▶ **THE REQUEST**: Scan the material and copy every line in which "specimen" appears.

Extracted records
★ ★ ★
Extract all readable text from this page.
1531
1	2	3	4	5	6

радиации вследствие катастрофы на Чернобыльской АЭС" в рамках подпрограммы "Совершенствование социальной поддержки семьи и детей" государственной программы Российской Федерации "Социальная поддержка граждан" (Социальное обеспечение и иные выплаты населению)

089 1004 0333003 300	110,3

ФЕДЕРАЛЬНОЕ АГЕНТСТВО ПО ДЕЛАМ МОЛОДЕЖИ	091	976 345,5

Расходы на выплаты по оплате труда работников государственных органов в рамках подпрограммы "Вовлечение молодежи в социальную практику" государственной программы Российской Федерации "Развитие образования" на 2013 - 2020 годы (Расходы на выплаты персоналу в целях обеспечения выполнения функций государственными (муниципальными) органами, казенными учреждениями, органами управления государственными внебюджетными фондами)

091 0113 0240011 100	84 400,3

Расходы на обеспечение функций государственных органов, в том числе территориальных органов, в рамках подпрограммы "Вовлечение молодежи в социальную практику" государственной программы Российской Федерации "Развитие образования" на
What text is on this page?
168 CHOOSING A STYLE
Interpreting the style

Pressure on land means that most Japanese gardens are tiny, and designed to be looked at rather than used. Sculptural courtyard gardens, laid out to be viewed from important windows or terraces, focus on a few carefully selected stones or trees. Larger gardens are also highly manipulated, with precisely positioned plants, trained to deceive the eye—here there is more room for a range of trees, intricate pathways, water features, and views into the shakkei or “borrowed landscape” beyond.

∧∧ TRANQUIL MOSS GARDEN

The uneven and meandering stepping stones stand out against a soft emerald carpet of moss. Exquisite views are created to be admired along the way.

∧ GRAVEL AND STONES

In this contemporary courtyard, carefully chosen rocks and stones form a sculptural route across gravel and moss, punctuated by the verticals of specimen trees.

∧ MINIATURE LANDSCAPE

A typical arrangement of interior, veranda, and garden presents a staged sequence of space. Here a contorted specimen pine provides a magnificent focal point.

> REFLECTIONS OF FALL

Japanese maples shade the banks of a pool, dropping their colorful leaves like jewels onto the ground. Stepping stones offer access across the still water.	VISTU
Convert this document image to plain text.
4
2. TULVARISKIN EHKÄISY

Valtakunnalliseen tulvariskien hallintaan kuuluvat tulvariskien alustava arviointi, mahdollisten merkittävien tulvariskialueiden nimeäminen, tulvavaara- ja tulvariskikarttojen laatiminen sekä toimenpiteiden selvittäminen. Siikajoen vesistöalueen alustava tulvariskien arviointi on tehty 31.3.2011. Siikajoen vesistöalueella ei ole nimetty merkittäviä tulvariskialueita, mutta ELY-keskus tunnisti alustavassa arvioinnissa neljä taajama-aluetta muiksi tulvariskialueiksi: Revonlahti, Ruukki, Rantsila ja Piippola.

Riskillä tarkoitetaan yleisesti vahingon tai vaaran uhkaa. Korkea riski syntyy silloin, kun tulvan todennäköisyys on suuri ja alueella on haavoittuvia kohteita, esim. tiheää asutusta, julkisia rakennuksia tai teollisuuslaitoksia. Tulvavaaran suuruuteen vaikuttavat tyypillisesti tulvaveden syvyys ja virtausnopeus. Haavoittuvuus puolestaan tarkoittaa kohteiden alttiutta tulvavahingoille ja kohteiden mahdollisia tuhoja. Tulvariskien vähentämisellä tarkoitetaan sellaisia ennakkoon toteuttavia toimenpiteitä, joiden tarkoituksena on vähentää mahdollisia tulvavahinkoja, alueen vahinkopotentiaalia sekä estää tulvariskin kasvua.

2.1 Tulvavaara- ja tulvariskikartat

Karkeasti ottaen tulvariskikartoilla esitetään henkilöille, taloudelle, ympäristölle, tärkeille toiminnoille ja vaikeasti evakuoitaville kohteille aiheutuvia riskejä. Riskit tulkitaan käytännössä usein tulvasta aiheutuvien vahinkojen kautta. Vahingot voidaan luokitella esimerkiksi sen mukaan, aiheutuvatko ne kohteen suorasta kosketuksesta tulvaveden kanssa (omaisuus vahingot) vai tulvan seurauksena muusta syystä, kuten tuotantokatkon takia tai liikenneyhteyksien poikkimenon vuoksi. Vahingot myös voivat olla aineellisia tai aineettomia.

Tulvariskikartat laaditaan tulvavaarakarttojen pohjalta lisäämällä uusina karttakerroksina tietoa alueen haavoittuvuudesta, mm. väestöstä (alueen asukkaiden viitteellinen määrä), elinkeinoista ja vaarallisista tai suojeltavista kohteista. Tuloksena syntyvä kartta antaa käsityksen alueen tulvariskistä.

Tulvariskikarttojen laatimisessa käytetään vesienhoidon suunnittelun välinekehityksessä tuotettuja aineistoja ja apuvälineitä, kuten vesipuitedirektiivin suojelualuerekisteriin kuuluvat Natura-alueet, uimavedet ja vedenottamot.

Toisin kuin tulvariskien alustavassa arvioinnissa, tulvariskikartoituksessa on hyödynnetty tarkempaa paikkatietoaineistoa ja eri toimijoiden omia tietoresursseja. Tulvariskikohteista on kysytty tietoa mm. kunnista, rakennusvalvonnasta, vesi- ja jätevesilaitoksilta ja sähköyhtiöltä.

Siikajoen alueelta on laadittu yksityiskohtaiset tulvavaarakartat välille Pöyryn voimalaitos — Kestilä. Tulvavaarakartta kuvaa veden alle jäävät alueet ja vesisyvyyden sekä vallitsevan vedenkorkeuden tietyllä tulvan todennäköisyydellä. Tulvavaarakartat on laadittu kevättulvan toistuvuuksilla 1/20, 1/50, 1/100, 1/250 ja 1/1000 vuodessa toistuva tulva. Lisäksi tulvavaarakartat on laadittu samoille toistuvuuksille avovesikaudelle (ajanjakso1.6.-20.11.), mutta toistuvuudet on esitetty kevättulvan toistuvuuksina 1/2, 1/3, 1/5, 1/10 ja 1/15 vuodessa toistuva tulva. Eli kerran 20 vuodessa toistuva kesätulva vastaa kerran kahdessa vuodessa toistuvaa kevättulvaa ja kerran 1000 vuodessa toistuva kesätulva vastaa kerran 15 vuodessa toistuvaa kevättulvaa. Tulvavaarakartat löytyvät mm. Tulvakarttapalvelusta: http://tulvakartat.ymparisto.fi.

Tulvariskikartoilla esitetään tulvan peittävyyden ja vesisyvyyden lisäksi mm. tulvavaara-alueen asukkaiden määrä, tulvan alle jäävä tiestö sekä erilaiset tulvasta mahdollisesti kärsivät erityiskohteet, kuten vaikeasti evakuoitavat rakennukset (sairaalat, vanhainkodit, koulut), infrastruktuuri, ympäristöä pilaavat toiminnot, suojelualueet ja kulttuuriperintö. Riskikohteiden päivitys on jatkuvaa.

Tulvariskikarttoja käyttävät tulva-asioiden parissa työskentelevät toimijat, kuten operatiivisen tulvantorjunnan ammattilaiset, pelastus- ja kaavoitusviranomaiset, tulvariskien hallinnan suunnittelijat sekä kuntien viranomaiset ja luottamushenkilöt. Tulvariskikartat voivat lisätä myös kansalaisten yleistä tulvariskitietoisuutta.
★ ★ ★
▶ **RESULT**:
In this contemporary courtyard, carefully chosen rocks and stones form a sculptural route across gravel and moss, punctuated by the verticals of specimen trees.
A typical arrangement of interior, veranda, and garden presents a staged sequence of space. Here a contorted specimen pine provides a magnificent focal point.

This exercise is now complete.